**TO DO**
Show every line from the entries that follow which holds the word "DdeI".

**INPUT**
= Beginning of Section =
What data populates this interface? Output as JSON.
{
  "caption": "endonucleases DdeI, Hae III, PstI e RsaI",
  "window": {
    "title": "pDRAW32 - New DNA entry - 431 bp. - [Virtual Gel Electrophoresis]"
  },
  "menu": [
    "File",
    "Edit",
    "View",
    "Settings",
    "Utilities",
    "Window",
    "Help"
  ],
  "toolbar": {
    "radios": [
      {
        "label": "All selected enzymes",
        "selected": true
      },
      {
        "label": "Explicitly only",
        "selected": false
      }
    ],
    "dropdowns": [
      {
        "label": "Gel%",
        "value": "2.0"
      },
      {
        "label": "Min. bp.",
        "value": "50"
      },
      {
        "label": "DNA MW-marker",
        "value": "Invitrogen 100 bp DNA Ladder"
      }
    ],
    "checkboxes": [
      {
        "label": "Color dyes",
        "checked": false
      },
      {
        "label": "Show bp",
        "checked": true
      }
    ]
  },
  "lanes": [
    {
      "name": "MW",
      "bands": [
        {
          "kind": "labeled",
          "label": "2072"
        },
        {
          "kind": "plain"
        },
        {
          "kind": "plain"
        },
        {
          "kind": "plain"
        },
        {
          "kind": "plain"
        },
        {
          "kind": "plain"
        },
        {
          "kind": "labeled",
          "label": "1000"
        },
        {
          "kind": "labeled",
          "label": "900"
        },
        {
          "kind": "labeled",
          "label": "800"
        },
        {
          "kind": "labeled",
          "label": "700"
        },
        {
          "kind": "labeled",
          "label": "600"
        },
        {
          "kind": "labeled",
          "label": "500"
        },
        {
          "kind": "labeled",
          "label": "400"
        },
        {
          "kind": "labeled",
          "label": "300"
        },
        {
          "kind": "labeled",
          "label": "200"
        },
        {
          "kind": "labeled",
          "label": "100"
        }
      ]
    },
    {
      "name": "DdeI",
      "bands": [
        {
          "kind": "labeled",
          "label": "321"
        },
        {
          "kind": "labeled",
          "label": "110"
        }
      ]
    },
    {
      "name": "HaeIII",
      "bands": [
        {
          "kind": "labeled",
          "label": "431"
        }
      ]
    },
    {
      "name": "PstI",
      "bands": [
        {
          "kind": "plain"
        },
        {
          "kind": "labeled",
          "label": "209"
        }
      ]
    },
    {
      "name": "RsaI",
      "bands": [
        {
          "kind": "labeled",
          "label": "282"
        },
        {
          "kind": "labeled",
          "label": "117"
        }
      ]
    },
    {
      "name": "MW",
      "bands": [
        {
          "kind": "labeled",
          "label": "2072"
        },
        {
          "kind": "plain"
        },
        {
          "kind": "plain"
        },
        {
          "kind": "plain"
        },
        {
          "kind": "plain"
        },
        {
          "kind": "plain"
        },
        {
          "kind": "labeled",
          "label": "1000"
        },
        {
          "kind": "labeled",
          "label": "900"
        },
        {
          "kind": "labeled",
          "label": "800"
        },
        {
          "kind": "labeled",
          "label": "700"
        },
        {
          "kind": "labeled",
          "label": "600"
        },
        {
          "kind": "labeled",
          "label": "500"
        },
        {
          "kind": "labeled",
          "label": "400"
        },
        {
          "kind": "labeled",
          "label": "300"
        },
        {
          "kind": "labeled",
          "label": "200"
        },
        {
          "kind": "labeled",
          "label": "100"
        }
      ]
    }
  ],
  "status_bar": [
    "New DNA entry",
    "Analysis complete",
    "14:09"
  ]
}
= End of Section =
**RESPONSE AREA**
  "caption": "endonucleases DdeI, Hae III, PstI e RsaI",
      "name": "DdeI",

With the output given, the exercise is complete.